Search the records below for the word "profits". Pull out each line that has it.

** start Information shown **

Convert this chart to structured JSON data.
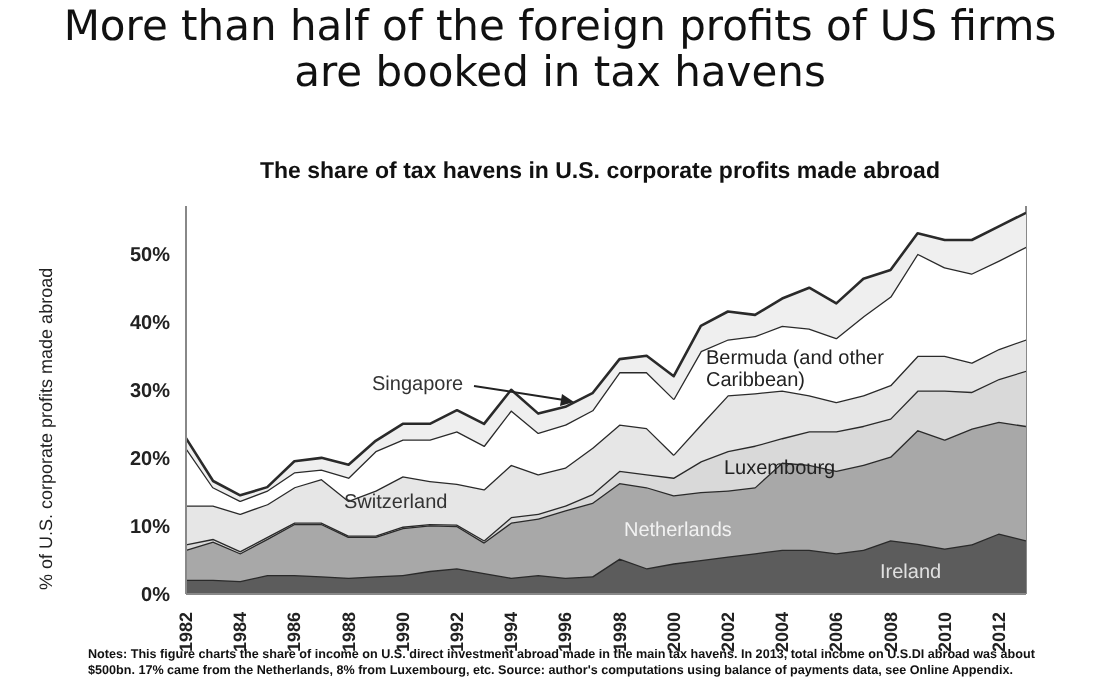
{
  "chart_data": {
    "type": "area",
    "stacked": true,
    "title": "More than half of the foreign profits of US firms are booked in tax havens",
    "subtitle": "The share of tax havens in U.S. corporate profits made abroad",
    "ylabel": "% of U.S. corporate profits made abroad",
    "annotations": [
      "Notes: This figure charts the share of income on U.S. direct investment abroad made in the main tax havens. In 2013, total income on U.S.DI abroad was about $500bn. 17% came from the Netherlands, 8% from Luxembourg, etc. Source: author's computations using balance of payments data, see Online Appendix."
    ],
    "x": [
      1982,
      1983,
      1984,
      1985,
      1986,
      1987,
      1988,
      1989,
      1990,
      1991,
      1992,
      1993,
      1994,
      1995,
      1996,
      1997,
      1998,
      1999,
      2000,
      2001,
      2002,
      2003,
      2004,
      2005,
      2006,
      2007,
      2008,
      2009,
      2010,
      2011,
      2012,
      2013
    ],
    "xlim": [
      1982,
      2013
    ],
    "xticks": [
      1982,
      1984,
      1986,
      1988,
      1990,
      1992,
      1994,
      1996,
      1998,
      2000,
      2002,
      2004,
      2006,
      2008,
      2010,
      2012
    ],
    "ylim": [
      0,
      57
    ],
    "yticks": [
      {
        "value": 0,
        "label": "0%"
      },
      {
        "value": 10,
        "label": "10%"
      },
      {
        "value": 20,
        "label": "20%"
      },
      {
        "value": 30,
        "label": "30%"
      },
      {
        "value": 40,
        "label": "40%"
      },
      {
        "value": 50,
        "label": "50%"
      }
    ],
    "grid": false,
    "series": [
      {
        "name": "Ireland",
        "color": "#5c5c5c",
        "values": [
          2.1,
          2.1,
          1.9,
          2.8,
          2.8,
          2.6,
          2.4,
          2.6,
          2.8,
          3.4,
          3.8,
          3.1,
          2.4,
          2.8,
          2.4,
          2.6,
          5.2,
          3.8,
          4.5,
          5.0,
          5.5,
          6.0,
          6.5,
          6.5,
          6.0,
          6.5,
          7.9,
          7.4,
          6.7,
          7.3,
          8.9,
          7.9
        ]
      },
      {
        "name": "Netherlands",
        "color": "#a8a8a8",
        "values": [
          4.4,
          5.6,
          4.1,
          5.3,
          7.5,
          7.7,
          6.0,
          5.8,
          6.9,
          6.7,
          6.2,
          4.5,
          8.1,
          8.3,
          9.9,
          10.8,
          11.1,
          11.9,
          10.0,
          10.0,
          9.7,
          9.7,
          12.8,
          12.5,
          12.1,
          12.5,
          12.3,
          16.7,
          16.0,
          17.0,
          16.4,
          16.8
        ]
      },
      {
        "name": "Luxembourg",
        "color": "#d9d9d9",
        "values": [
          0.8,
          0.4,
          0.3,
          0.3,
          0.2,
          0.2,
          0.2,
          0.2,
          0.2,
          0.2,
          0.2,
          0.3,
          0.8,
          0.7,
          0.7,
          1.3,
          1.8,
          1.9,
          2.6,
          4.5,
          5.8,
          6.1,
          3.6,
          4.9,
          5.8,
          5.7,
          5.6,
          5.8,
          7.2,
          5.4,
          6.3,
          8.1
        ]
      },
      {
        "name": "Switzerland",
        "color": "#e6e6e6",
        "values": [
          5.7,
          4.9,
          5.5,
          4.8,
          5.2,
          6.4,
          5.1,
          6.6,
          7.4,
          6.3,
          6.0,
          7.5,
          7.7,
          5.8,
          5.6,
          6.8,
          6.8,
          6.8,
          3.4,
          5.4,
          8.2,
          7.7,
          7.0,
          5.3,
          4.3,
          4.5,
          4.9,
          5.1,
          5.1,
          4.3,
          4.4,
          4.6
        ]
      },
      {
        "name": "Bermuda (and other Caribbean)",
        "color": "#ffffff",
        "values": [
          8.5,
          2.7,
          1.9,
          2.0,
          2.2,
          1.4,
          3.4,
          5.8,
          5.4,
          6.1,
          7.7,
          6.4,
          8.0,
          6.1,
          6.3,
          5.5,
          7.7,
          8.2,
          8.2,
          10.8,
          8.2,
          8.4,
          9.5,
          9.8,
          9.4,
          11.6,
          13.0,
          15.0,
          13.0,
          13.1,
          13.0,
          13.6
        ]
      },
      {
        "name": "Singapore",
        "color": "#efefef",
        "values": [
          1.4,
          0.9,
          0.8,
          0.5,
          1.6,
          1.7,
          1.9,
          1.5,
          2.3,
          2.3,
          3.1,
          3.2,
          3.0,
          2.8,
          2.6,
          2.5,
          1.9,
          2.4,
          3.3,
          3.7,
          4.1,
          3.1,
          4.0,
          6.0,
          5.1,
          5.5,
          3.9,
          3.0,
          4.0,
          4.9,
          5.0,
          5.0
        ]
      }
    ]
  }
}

** end Information shown **

#### Exercise solution
    "title": "More than half of the foreign profits of US firms are booked in tax havens",
    "subtitle": "The share of tax havens in U.S. corporate profits made abroad",
    "ylabel": "% of U.S. corporate profits made abroad",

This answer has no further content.